Report the count of lines that carry the string "population", and add nothing.

╭──

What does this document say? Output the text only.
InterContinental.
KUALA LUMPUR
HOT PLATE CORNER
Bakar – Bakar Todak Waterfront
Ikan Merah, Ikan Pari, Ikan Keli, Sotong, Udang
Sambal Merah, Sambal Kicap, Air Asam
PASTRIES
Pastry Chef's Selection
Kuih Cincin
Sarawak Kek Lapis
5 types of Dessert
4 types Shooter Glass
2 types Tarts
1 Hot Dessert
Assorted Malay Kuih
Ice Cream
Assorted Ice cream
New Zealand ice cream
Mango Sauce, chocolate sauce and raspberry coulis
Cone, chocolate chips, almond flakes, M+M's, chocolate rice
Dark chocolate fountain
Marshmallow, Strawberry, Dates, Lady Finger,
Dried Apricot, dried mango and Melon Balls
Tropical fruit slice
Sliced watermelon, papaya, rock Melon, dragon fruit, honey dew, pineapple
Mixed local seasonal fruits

╰──
╭──

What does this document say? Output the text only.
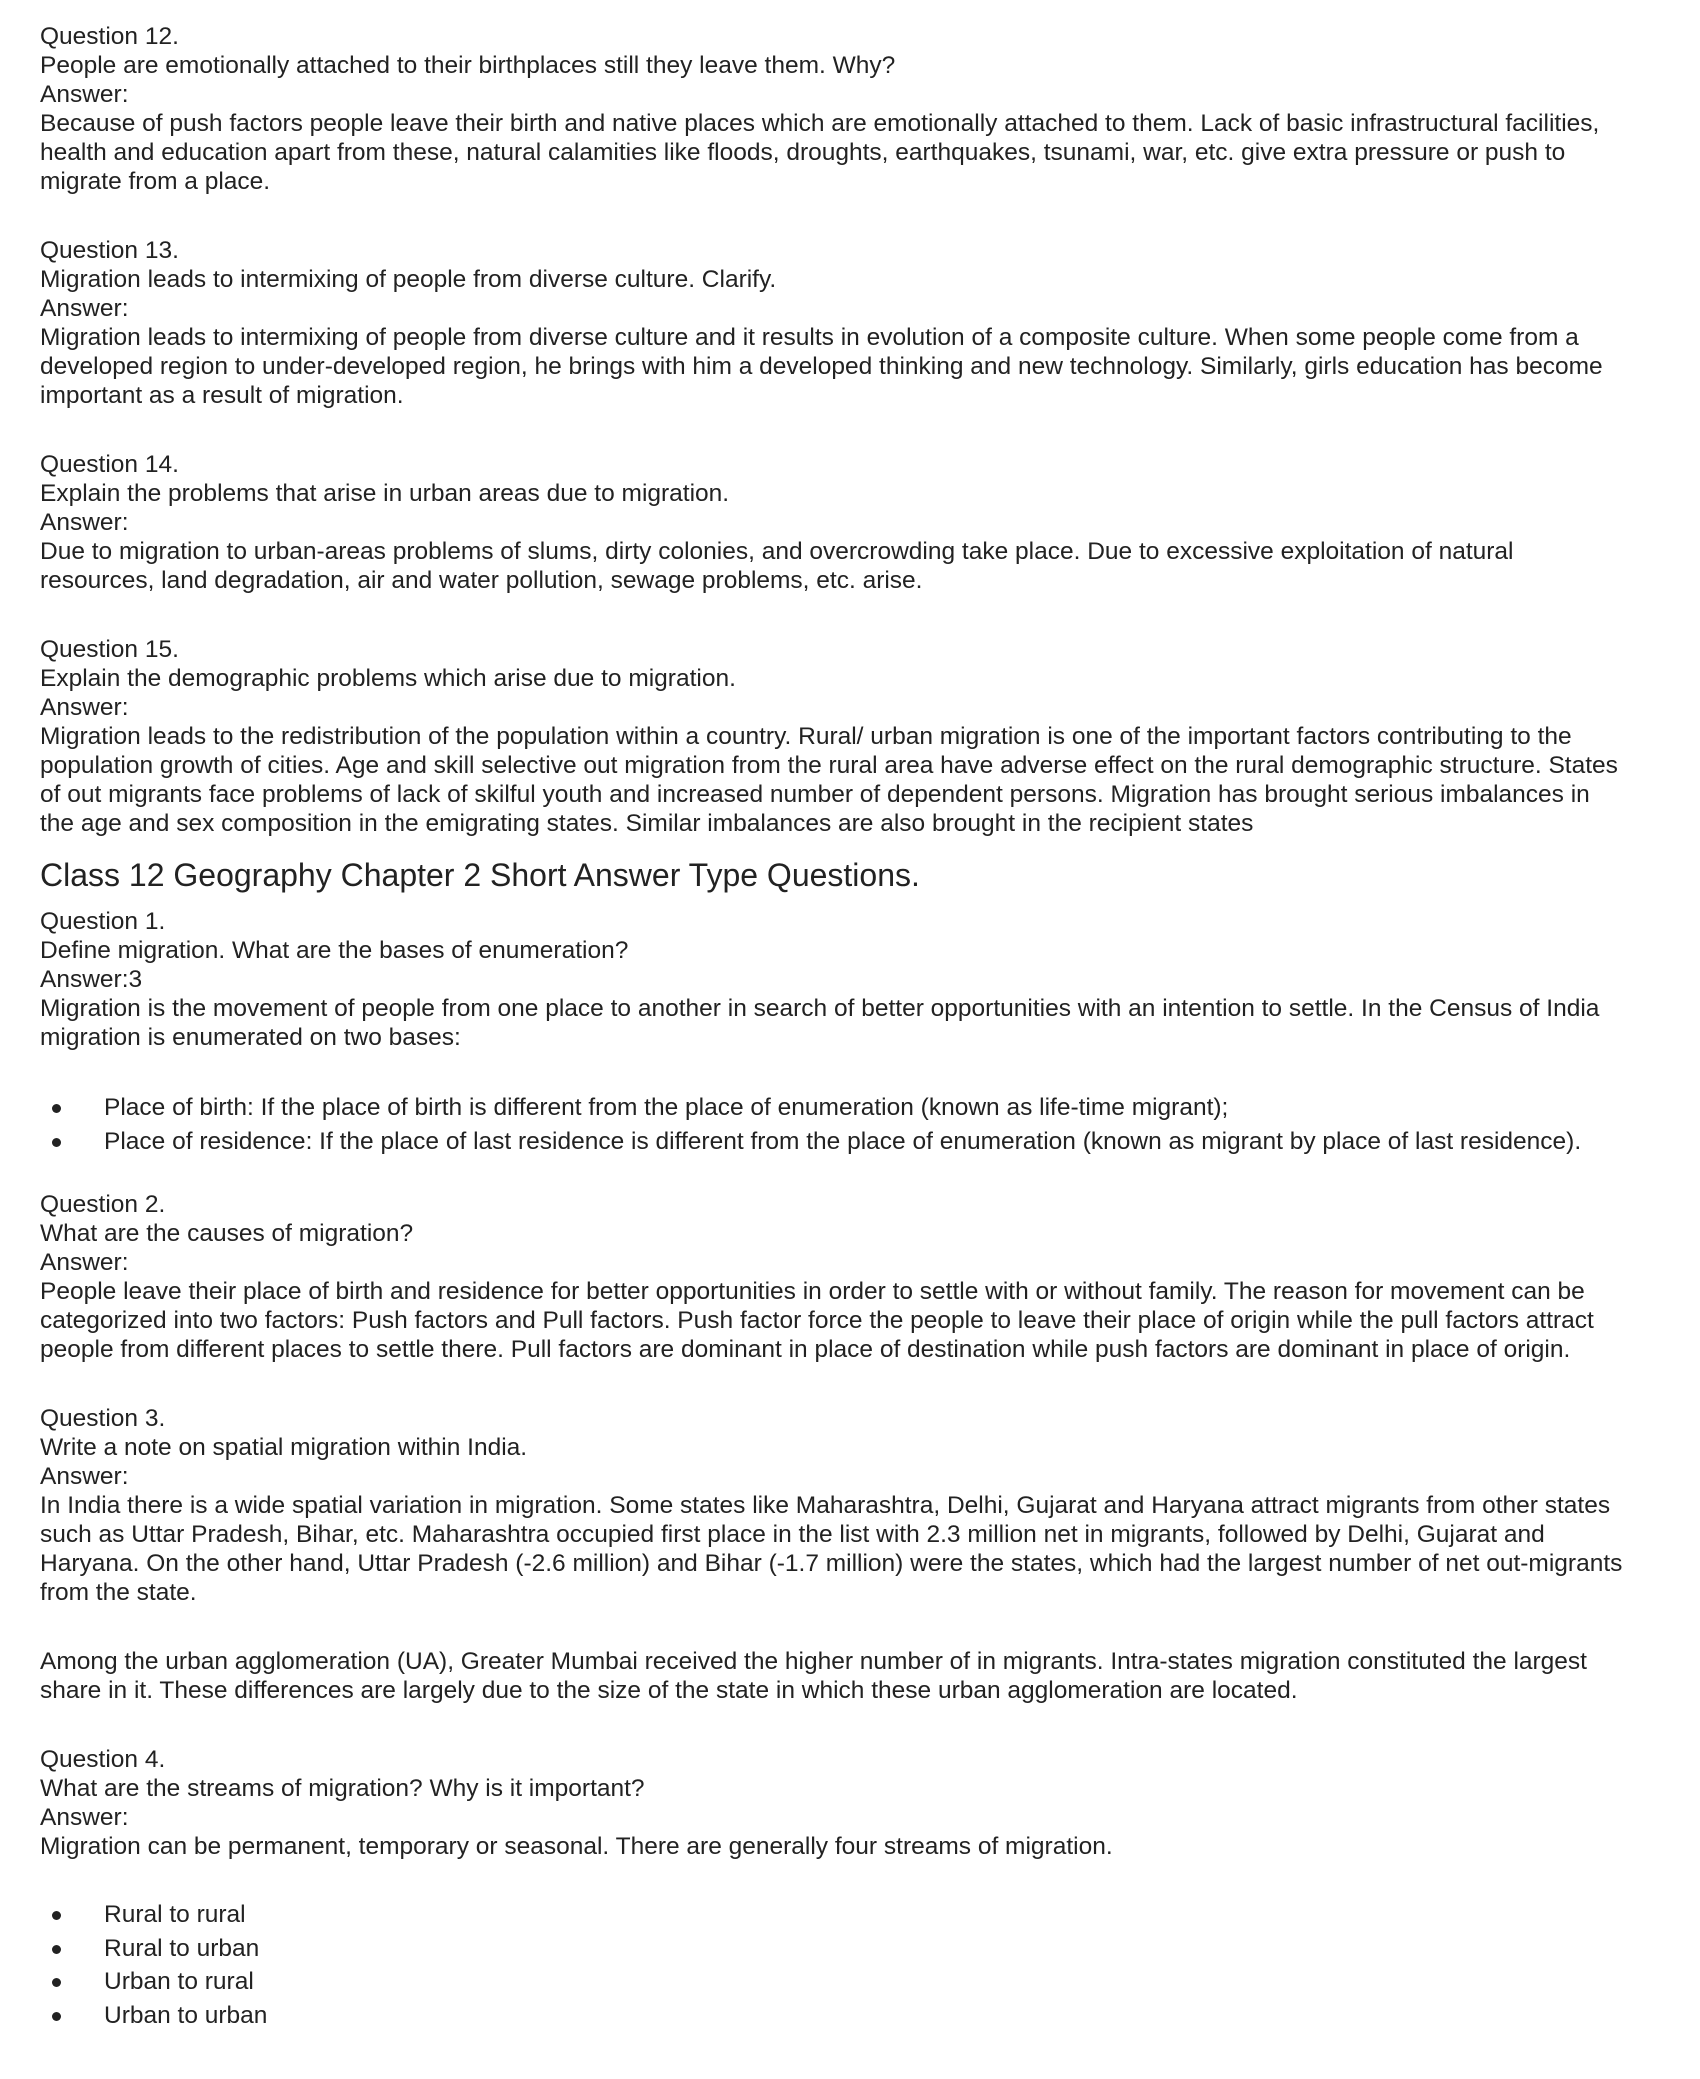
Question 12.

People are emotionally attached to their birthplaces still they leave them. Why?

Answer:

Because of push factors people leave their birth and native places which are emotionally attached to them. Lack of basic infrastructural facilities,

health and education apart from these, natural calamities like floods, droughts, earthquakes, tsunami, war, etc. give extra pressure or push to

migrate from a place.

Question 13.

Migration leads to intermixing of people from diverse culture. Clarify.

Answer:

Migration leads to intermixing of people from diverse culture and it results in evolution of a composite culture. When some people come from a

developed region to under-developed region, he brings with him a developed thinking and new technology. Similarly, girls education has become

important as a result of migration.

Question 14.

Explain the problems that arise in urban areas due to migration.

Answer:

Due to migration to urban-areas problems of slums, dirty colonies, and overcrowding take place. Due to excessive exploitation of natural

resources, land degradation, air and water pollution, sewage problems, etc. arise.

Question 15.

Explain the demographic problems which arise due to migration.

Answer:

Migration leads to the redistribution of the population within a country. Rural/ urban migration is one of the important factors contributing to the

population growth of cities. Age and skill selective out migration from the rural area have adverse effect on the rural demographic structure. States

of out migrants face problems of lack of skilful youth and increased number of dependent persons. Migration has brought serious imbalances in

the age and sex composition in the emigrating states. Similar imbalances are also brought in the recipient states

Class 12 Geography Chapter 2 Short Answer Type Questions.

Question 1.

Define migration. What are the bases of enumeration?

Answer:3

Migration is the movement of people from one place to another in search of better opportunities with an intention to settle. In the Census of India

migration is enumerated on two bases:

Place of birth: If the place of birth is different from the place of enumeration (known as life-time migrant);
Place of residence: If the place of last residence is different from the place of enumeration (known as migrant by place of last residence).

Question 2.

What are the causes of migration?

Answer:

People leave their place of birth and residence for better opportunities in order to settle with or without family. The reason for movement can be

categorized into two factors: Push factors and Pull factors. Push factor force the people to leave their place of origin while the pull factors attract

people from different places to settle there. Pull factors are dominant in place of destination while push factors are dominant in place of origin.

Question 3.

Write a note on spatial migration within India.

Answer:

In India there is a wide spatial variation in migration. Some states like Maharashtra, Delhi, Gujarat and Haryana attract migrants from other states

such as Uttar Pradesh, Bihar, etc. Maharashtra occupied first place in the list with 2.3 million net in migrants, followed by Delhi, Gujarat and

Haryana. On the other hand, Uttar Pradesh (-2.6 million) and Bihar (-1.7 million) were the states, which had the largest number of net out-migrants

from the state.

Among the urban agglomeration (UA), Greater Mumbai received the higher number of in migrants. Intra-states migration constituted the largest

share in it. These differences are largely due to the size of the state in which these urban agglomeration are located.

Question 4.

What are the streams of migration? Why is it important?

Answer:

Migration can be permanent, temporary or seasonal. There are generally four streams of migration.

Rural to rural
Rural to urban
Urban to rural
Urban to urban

╰──
╭──

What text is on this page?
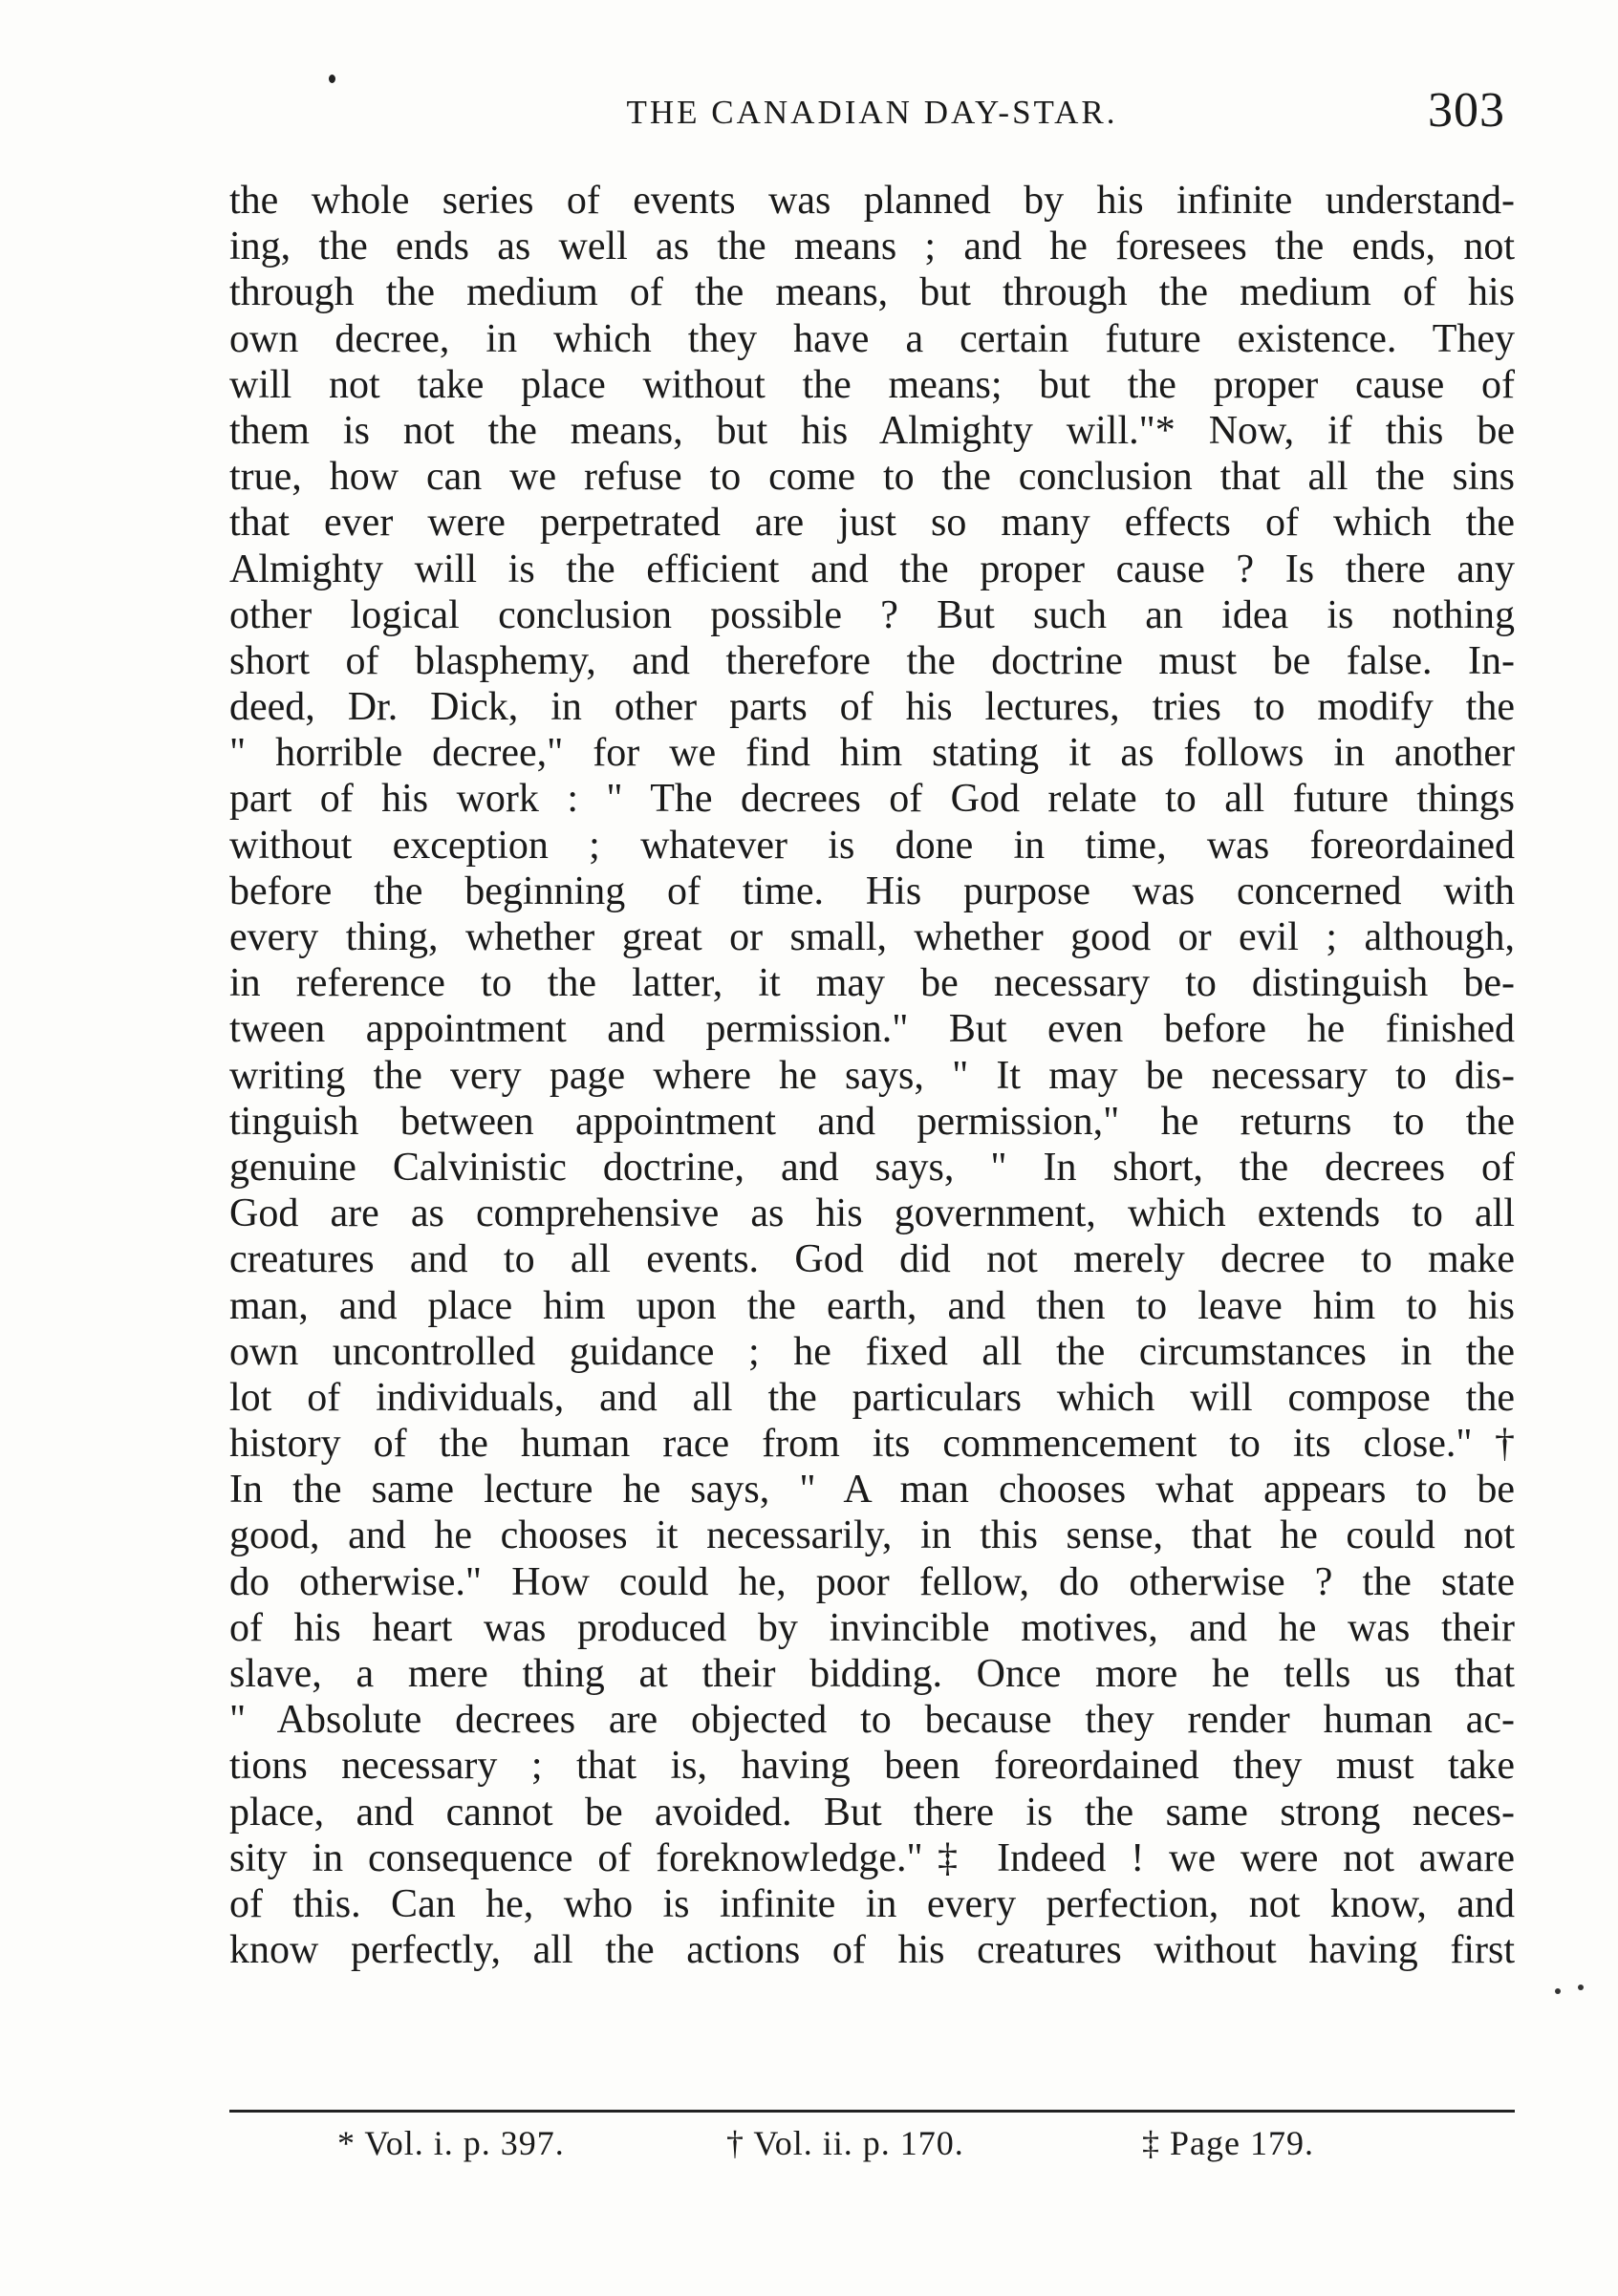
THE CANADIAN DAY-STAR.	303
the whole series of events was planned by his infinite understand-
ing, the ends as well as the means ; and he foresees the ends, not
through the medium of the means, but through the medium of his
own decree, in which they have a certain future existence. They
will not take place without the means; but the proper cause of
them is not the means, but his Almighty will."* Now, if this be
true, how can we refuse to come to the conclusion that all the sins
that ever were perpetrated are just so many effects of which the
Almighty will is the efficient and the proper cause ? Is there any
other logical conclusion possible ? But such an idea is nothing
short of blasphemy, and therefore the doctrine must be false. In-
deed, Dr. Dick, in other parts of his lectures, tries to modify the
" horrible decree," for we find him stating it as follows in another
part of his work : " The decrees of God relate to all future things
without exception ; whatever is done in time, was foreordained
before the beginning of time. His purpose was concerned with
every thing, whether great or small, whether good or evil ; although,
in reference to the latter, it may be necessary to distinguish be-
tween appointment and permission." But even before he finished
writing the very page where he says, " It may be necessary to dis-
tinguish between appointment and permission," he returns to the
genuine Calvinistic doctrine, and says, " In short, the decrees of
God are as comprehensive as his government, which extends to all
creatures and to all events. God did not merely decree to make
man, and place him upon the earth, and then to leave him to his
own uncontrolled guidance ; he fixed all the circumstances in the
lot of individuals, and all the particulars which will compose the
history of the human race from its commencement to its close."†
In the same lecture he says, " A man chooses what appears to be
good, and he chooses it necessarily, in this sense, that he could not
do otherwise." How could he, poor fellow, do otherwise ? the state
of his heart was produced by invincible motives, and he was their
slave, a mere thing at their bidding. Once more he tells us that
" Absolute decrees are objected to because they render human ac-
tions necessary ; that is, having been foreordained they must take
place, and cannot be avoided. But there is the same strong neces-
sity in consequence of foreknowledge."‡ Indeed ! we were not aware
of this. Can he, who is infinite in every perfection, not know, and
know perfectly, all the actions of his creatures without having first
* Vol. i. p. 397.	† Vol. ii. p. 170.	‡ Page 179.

╰──

## [TASK RESULT]
2